Work to be completed: Scan the records for the word "type". Copy each line that includes it.

(Stored dataset items)
○ ○ ○
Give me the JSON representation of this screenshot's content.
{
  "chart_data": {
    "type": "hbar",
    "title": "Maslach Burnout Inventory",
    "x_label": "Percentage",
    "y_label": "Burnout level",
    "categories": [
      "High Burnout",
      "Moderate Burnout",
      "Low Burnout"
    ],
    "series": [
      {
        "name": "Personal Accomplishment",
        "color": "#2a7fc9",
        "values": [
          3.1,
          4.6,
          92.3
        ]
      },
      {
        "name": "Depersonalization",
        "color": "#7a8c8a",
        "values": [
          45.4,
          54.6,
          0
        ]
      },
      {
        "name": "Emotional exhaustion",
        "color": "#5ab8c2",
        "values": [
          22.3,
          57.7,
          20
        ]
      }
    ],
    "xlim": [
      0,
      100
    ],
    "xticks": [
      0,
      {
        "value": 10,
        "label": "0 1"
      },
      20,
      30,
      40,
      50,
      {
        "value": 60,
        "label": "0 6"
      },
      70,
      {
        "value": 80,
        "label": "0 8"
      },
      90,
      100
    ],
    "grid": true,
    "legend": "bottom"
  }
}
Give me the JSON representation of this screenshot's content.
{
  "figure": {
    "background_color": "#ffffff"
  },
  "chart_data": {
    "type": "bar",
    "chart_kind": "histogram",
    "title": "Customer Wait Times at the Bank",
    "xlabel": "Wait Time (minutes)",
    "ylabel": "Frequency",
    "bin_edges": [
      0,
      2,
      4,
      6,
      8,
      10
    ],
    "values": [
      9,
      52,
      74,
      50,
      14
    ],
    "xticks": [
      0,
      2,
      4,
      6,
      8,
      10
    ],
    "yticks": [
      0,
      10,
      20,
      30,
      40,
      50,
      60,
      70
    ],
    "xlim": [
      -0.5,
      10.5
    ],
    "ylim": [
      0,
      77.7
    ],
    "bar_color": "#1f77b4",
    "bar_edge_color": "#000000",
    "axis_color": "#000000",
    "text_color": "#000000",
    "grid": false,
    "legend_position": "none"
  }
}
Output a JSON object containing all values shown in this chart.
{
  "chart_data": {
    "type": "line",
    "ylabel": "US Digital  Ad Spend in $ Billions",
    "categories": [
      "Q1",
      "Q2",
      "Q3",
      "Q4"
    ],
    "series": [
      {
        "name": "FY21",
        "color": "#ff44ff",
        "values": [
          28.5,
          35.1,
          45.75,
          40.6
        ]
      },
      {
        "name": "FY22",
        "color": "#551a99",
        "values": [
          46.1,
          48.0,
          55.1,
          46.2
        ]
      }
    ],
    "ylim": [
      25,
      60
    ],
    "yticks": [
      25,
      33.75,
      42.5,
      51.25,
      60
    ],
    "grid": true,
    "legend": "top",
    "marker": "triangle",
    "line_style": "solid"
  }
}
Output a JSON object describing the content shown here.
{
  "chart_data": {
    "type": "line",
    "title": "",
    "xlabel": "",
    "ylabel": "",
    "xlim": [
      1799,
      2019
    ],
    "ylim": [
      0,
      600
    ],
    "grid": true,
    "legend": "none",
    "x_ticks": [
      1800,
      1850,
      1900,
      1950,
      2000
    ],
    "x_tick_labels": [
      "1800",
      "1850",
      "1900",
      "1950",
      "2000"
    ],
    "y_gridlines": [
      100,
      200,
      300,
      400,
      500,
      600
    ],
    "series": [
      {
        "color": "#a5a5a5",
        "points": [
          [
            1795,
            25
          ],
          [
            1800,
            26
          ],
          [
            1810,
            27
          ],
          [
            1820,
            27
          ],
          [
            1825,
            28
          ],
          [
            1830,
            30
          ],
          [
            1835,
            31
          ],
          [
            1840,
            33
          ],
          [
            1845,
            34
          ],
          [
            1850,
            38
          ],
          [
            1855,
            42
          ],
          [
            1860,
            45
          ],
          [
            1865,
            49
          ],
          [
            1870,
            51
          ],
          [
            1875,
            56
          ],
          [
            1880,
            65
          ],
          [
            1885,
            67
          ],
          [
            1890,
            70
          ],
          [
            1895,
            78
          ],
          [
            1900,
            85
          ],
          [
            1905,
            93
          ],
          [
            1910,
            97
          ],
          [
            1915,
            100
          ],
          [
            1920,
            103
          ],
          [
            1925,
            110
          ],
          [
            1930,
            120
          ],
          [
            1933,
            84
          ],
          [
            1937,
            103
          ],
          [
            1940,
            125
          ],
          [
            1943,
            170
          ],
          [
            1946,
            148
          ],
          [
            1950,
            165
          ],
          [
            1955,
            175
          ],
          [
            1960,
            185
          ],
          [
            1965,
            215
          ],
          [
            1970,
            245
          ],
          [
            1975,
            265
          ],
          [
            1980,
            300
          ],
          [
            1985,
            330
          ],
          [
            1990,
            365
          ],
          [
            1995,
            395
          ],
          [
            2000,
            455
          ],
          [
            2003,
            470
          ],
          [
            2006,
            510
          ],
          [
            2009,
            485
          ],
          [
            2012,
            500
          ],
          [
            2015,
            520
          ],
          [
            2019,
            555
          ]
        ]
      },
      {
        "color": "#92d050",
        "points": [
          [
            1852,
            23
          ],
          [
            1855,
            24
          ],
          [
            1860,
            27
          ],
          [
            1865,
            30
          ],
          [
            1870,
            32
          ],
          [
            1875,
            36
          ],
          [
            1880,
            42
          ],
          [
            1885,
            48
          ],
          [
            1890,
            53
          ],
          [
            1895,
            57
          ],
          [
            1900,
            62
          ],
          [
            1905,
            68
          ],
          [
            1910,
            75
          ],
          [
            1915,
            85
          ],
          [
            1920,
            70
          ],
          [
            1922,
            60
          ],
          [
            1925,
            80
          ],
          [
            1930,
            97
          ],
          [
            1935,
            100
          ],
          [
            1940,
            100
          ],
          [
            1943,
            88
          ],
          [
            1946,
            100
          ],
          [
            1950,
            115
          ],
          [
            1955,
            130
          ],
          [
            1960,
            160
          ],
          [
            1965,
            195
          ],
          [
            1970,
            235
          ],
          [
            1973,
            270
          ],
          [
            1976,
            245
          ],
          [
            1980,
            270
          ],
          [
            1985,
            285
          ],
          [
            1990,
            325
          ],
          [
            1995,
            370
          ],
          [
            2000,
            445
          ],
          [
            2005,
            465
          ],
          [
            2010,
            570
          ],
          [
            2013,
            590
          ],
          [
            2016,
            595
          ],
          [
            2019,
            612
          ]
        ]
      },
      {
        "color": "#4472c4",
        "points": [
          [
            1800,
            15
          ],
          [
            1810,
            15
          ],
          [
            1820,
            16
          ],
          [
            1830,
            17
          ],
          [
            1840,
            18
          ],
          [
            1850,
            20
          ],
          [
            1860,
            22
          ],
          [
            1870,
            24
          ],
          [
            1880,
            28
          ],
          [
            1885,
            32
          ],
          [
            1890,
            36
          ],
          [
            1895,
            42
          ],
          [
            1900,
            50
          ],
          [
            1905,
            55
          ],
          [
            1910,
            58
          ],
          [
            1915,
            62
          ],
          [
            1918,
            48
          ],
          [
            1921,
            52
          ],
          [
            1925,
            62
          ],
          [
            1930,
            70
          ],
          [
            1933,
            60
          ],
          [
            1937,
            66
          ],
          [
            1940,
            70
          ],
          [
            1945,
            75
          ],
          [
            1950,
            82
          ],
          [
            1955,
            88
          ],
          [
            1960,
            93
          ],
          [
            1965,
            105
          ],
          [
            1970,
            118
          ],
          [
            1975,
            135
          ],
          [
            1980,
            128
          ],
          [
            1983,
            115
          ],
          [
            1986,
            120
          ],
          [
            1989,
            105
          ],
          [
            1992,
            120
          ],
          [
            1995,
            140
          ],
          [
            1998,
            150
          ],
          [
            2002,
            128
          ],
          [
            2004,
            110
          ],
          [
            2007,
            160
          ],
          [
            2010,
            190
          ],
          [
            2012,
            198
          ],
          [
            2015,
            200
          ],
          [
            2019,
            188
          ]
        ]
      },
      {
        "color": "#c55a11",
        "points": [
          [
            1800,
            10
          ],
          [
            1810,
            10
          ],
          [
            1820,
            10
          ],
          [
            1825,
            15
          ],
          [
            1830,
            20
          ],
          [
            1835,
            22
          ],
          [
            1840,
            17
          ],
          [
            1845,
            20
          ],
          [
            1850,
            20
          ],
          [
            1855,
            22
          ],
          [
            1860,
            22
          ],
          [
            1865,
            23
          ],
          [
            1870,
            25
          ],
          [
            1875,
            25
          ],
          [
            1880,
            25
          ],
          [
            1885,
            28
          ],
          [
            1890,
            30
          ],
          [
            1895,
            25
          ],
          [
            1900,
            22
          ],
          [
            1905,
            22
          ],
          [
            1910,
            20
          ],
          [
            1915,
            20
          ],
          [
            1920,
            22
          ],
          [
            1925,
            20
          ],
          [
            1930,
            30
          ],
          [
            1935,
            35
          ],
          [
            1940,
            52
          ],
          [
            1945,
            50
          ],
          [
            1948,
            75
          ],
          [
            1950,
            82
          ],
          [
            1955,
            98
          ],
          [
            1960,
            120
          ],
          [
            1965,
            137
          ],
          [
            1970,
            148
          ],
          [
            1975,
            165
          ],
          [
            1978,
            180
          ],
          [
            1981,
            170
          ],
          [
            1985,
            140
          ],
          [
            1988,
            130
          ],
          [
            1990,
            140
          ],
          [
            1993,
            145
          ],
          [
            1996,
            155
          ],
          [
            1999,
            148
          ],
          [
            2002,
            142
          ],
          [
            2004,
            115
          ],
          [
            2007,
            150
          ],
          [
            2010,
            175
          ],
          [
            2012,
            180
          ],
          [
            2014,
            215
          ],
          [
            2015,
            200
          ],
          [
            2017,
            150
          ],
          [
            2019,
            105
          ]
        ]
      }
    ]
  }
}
○ ○ ○
Output for this exercise:
    "type": "hbar",
    "type": "bar",
    "type": "line",
    "type": "line",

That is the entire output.